***** Material for this task *****

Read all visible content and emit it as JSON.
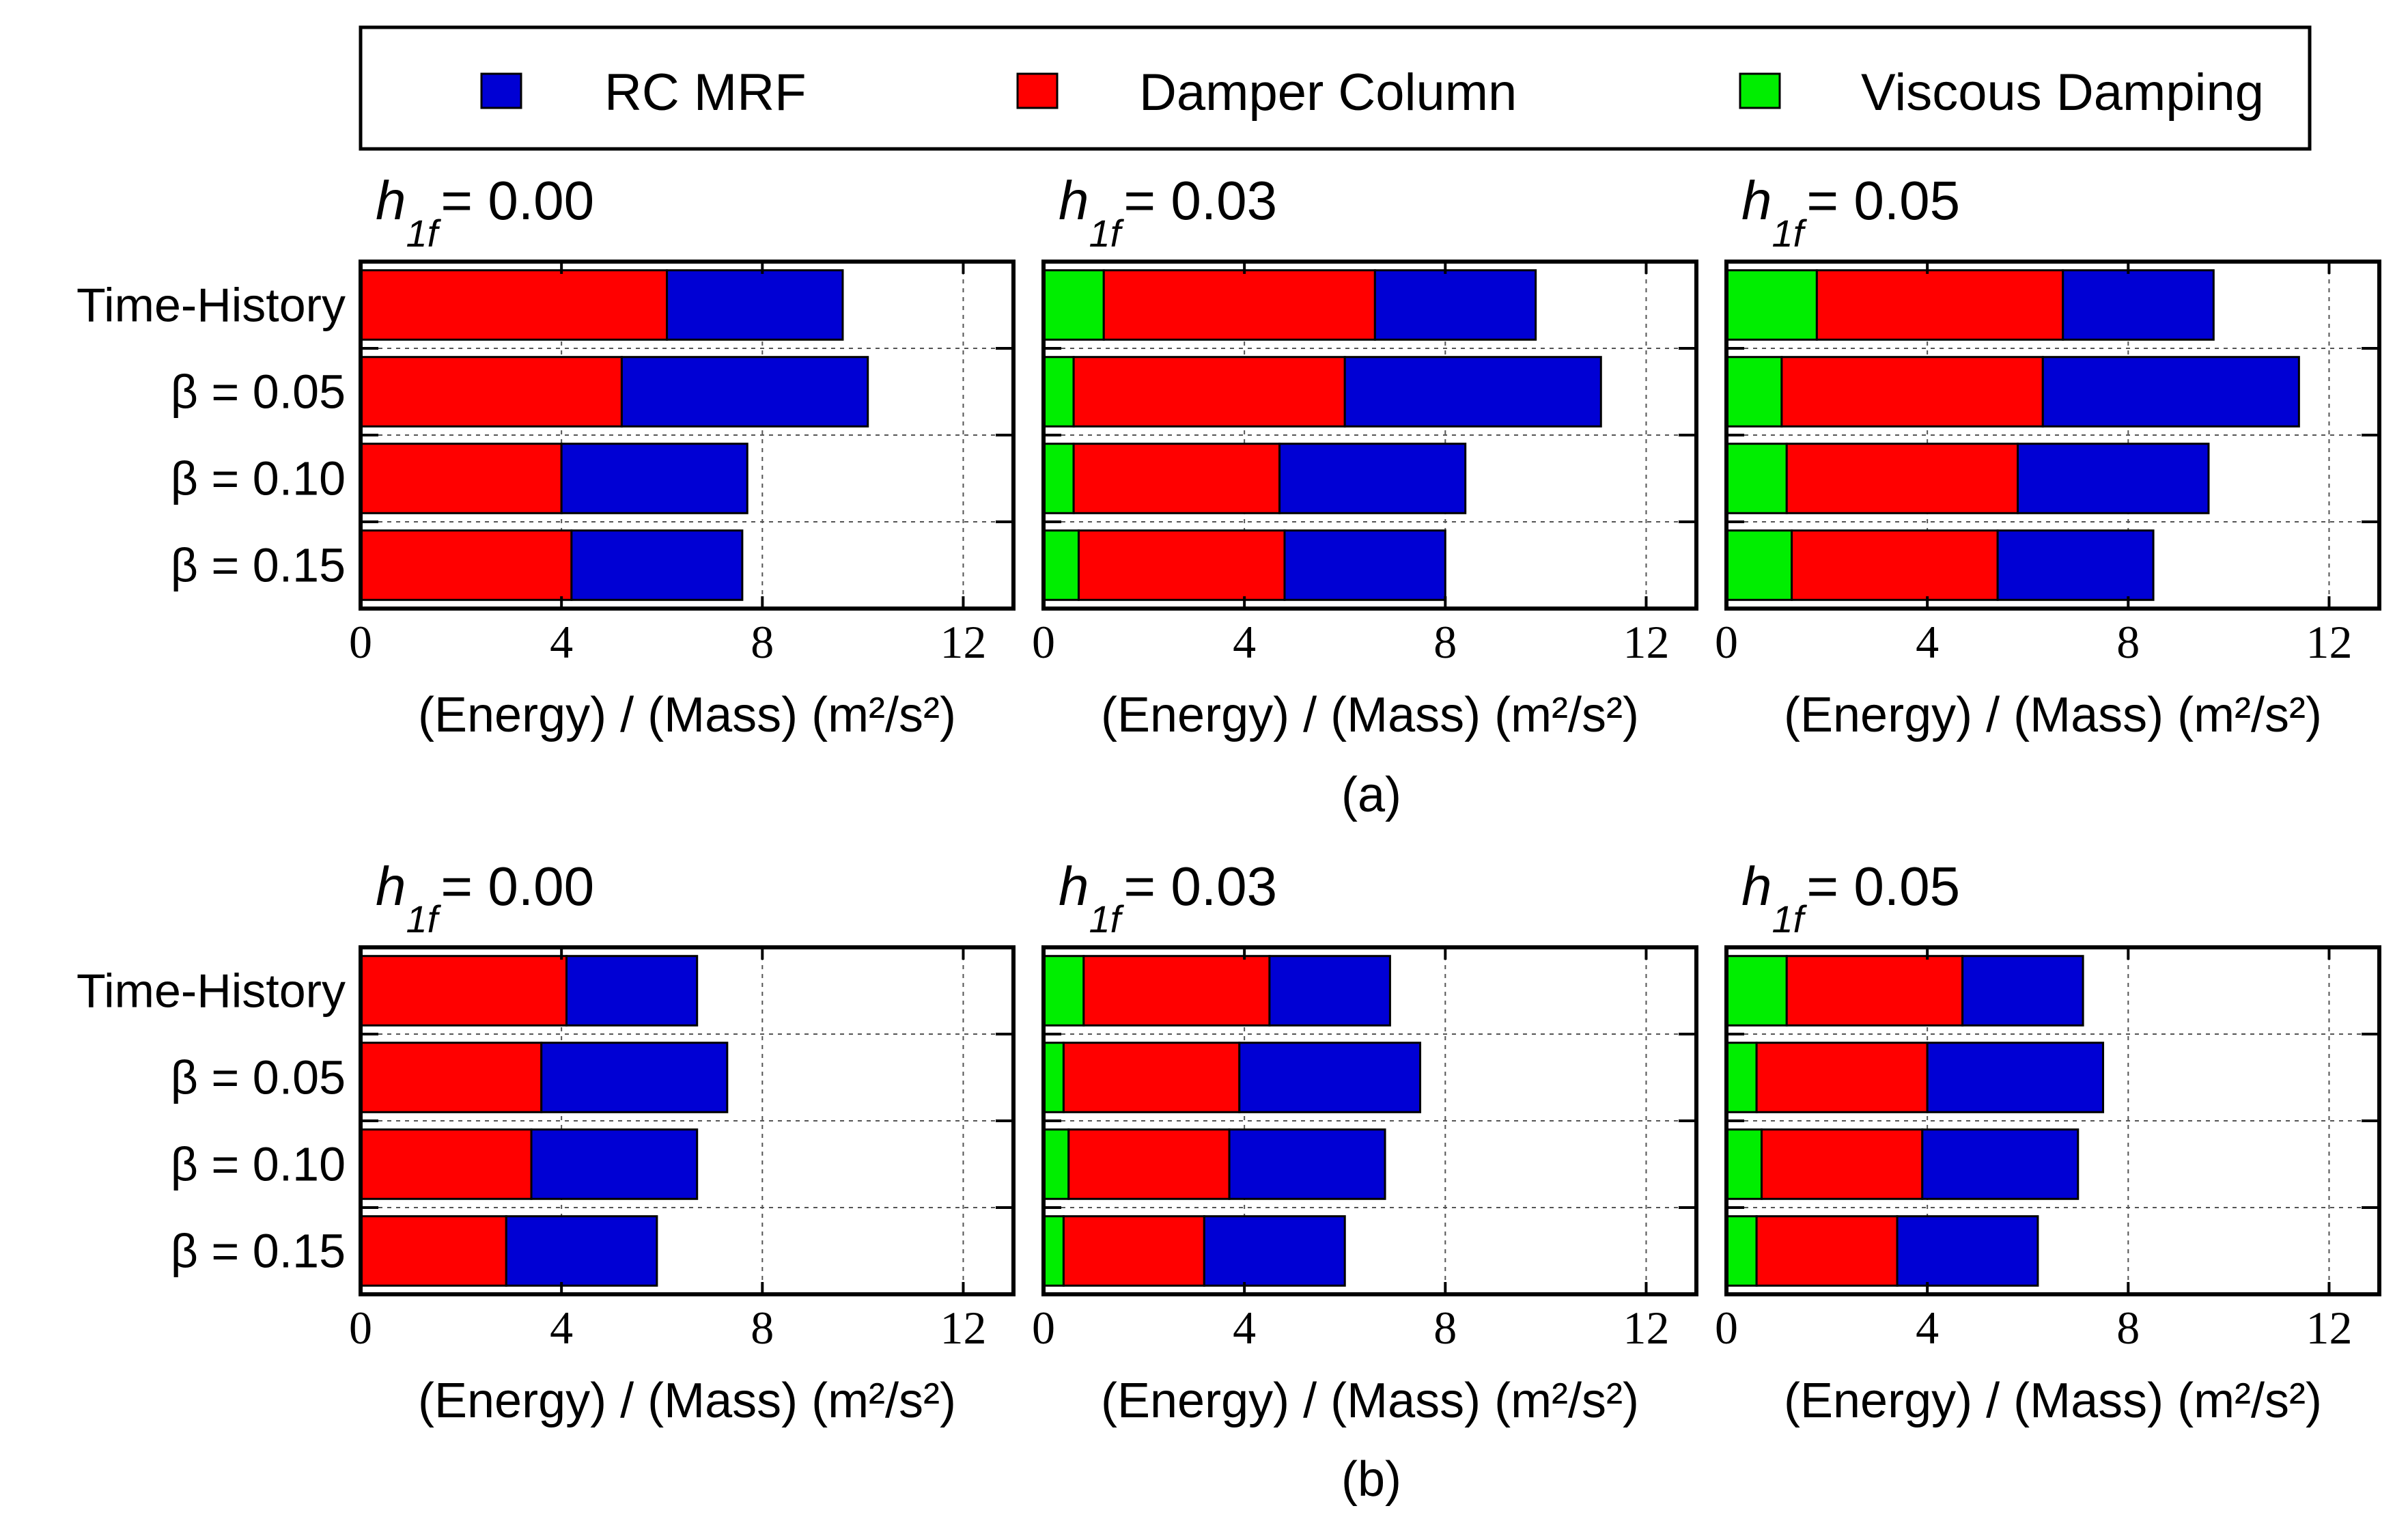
{
  "legend": [
    {
      "label": "RC MRF",
      "color": "#0000d4"
    },
    {
      "label": "Damper Column",
      "color": "#ff0000"
    },
    {
      "label": "Viscous Damping",
      "color": "#00ee00"
    }
  ],
  "chart_data": [
    {
      "subfigure": "(a)",
      "type": "bar",
      "orientation": "horizontal",
      "stacked": true,
      "categories": [
        "Time-History",
        "β = 0.05",
        "β = 0.10",
        "β = 0.15"
      ],
      "xlabel": "(Energy) / (Mass)  (m²/s²)",
      "xlim": [
        0,
        13
      ],
      "xticks": [
        0,
        4,
        8,
        12
      ],
      "panels": [
        {
          "title": "h1f = 0.00",
          "title_main": "h",
          "title_sub": "1f",
          "title_value": "= 0.00",
          "series": [
            {
              "name": "Viscous Damping",
              "values": [
                0,
                0,
                0,
                0
              ]
            },
            {
              "name": "Damper Column",
              "values": [
                6.1,
                5.2,
                4.0,
                4.2
              ]
            },
            {
              "name": "RC MRF",
              "values": [
                3.5,
                4.9,
                3.7,
                3.4
              ]
            }
          ]
        },
        {
          "title": "h1f = 0.03",
          "title_main": "h",
          "title_sub": "1f",
          "title_value": "= 0.03",
          "series": [
            {
              "name": "Viscous Damping",
              "values": [
                1.2,
                0.6,
                0.6,
                0.7
              ]
            },
            {
              "name": "Damper Column",
              "values": [
                5.4,
                5.4,
                4.1,
                4.1
              ]
            },
            {
              "name": "RC MRF",
              "values": [
                3.2,
                5.1,
                3.7,
                3.2
              ]
            }
          ]
        },
        {
          "title": "h1f = 0.05",
          "title_main": "h",
          "title_sub": "1f",
          "title_value": "= 0.05",
          "series": [
            {
              "name": "Viscous Damping",
              "values": [
                1.8,
                1.1,
                1.2,
                1.3
              ]
            },
            {
              "name": "Damper Column",
              "values": [
                4.9,
                5.2,
                4.6,
                4.1
              ]
            },
            {
              "name": "RC MRF",
              "values": [
                3.0,
                5.1,
                3.8,
                3.1
              ]
            }
          ]
        }
      ]
    },
    {
      "subfigure": "(b)",
      "type": "bar",
      "orientation": "horizontal",
      "stacked": true,
      "categories": [
        "Time-History",
        "β = 0.05",
        "β = 0.10",
        "β = 0.15"
      ],
      "xlabel": "(Energy) / (Mass)  (m²/s²)",
      "xlim": [
        0,
        13
      ],
      "xticks": [
        0,
        4,
        8,
        12
      ],
      "panels": [
        {
          "title": "h1f = 0.00",
          "title_main": "h",
          "title_sub": "1f",
          "title_value": "= 0.00",
          "series": [
            {
              "name": "Viscous Damping",
              "values": [
                0,
                0,
                0,
                0
              ]
            },
            {
              "name": "Damper Column",
              "values": [
                4.1,
                3.6,
                3.4,
                2.9
              ]
            },
            {
              "name": "RC MRF",
              "values": [
                2.6,
                3.7,
                3.3,
                3.0
              ]
            }
          ]
        },
        {
          "title": "h1f = 0.03",
          "title_main": "h",
          "title_sub": "1f",
          "title_value": "= 0.03",
          "series": [
            {
              "name": "Viscous Damping",
              "values": [
                0.8,
                0.4,
                0.5,
                0.4
              ]
            },
            {
              "name": "Damper Column",
              "values": [
                3.7,
                3.5,
                3.2,
                2.8
              ]
            },
            {
              "name": "RC MRF",
              "values": [
                2.4,
                3.6,
                3.1,
                2.8
              ]
            }
          ]
        },
        {
          "title": "h1f = 0.05",
          "title_main": "h",
          "title_sub": "1f",
          "title_value": "= 0.05",
          "series": [
            {
              "name": "Viscous Damping",
              "values": [
                1.2,
                0.6,
                0.7,
                0.6
              ]
            },
            {
              "name": "Damper Column",
              "values": [
                3.5,
                3.4,
                3.2,
                2.8
              ]
            },
            {
              "name": "RC MRF",
              "values": [
                2.4,
                3.5,
                3.1,
                2.8
              ]
            }
          ]
        }
      ]
    }
  ]
}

*****

Reproduce the material word for word, minus the images.

Read all visible content and emit it as JSON.
{
  "legend": [
    {
      "label": "RC MRF",
      "color": "#0000d4"
    },
    {
      "label": "Damper Column",
      "color": "#ff0000"
    },
    {
      "label": "Viscous Damping",
      "color": "#00ee00"
    }
  ],
  "chart_data": [
    {
      "subfigure": "(a)",
      "type": "bar",
      "orientation": "horizontal",
      "stacked": true,
      "categories": [
        "Time-History",
        "β = 0.05",
        "β = 0.10",
        "β = 0.15"
      ],
      "xlabel": "(Energy) / (Mass)  (m²/s²)",
      "xlim": [
        0,
        13
      ],
      "xticks": [
        0,
        4,
        8,
        12
      ],
      "panels": [
        {
          "title": "h1f = 0.00",
          "title_main": "h",
          "title_sub": "1f",
          "title_value": "= 0.00",
          "series": [
            {
              "name": "Viscous Damping",
              "values": [
                0,
                0,
                0,
                0
              ]
            },
            {
              "name": "Damper Column",
              "values": [
                6.1,
                5.2,
                4.0,
                4.2
              ]
            },
            {
              "name": "RC MRF",
              "values": [
                3.5,
                4.9,
                3.7,
                3.4
              ]
            }
          ]
        },
        {
          "title": "h1f = 0.03",
          "title_main": "h",
          "title_sub": "1f",
          "title_value": "= 0.03",
          "series": [
            {
              "name": "Viscous Damping",
              "values": [
                1.2,
                0.6,
                0.6,
                0.7
              ]
            },
            {
              "name": "Damper Column",
              "values": [
                5.4,
                5.4,
                4.1,
                4.1
              ]
            },
            {
              "name": "RC MRF",
              "values": [
                3.2,
                5.1,
                3.7,
                3.2
              ]
            }
          ]
        },
        {
          "title": "h1f = 0.05",
          "title_main": "h",
          "title_sub": "1f",
          "title_value": "= 0.05",
          "series": [
            {
              "name": "Viscous Damping",
              "values": [
                1.8,
                1.1,
                1.2,
                1.3
              ]
            },
            {
              "name": "Damper Column",
              "values": [
                4.9,
                5.2,
                4.6,
                4.1
              ]
            },
            {
              "name": "RC MRF",
              "values": [
                3.0,
                5.1,
                3.8,
                3.1
              ]
            }
          ]
        }
      ]
    },
    {
      "subfigure": "(b)",
      "type": "bar",
      "orientation": "horizontal",
      "stacked": true,
      "categories": [
        "Time-History",
        "β = 0.05",
        "β = 0.10",
        "β = 0.15"
      ],
      "xlabel": "(Energy) / (Mass)  (m²/s²)",
      "xlim": [
        0,
        13
      ],
      "xticks": [
        0,
        4,
        8,
        12
      ],
      "panels": [
        {
          "title": "h1f = 0.00",
          "title_main": "h",
          "title_sub": "1f",
          "title_value": "= 0.00",
          "series": [
            {
              "name": "Viscous Damping",
              "values": [
                0,
                0,
                0,
                0
              ]
            },
            {
              "name": "Damper Column",
              "values": [
                4.1,
                3.6,
                3.4,
                2.9
              ]
            },
            {
              "name": "RC MRF",
              "values": [
                2.6,
                3.7,
                3.3,
                3.0
              ]
            }
          ]
        },
        {
          "title": "h1f = 0.03",
          "title_main": "h",
          "title_sub": "1f",
          "title_value": "= 0.03",
          "series": [
            {
              "name": "Viscous Damping",
              "values": [
                0.8,
                0.4,
                0.5,
                0.4
              ]
            },
            {
              "name": "Damper Column",
              "values": [
                3.7,
                3.5,
                3.2,
                2.8
              ]
            },
            {
              "name": "RC MRF",
              "values": [
                2.4,
                3.6,
                3.1,
                2.8
              ]
            }
          ]
        },
        {
          "title": "h1f = 0.05",
          "title_main": "h",
          "title_sub": "1f",
          "title_value": "= 0.05",
          "series": [
            {
              "name": "Viscous Damping",
              "values": [
                1.2,
                0.6,
                0.7,
                0.6
              ]
            },
            {
              "name": "Damper Column",
              "values": [
                3.5,
                3.4,
                3.2,
                2.8
              ]
            },
            {
              "name": "RC MRF",
              "values": [
                2.4,
                3.5,
                3.1,
                2.8
              ]
            }
          ]
        }
      ]
    }
  ]
}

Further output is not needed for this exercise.